◆ **EXERCISE PROMPT**:
Gather the lines that hold the string "Interface".

◆ **PROVIDED RECORDS**:
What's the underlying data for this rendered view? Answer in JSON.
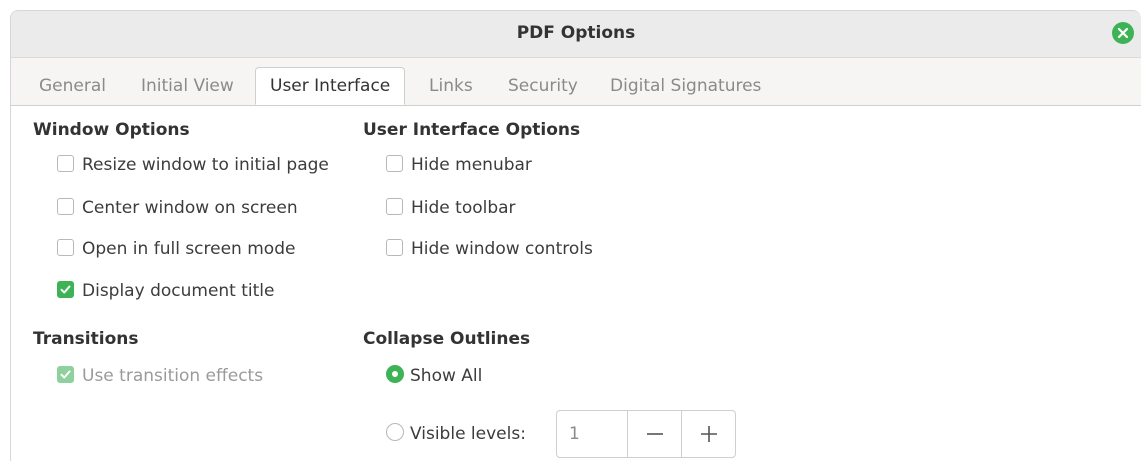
{
  "dialog": {
    "title": "PDF Options"
  },
  "tabs": [
    {
      "label": "General"
    },
    {
      "label": "Initial View"
    },
    {
      "label": "User Interface"
    },
    {
      "label": "Links"
    },
    {
      "label": "Security"
    },
    {
      "label": "Digital Signatures"
    }
  ],
  "active_tab": "User Interface",
  "window_options": {
    "title": "Window Options",
    "items": [
      {
        "label": "Resize window to initial page",
        "checked": false
      },
      {
        "label": "Center window on screen",
        "checked": false
      },
      {
        "label": "Open in full screen mode",
        "checked": false
      },
      {
        "label": "Display document title",
        "checked": true
      }
    ]
  },
  "ui_options": {
    "title": "User Interface Options",
    "items": [
      {
        "label": "Hide menubar",
        "checked": false
      },
      {
        "label": "Hide toolbar",
        "checked": false
      },
      {
        "label": "Hide window controls",
        "checked": false
      }
    ]
  },
  "transitions": {
    "title": "Transitions",
    "use_effects": {
      "label": "Use transition effects",
      "checked": true,
      "enabled": false
    }
  },
  "collapse_outlines": {
    "title": "Collapse Outlines",
    "show_all": {
      "label": "Show All",
      "selected": true
    },
    "visible_levels": {
      "label": "Visible levels:",
      "selected": false,
      "value": "1"
    }
  },
  "colors": {
    "accent": "#3eb356"
  }
}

◆ **RESULT OF THIS EXERCISE**:
      "label": "User Interface"
  "active_tab": "User Interface",
    "title": "User Interface Options",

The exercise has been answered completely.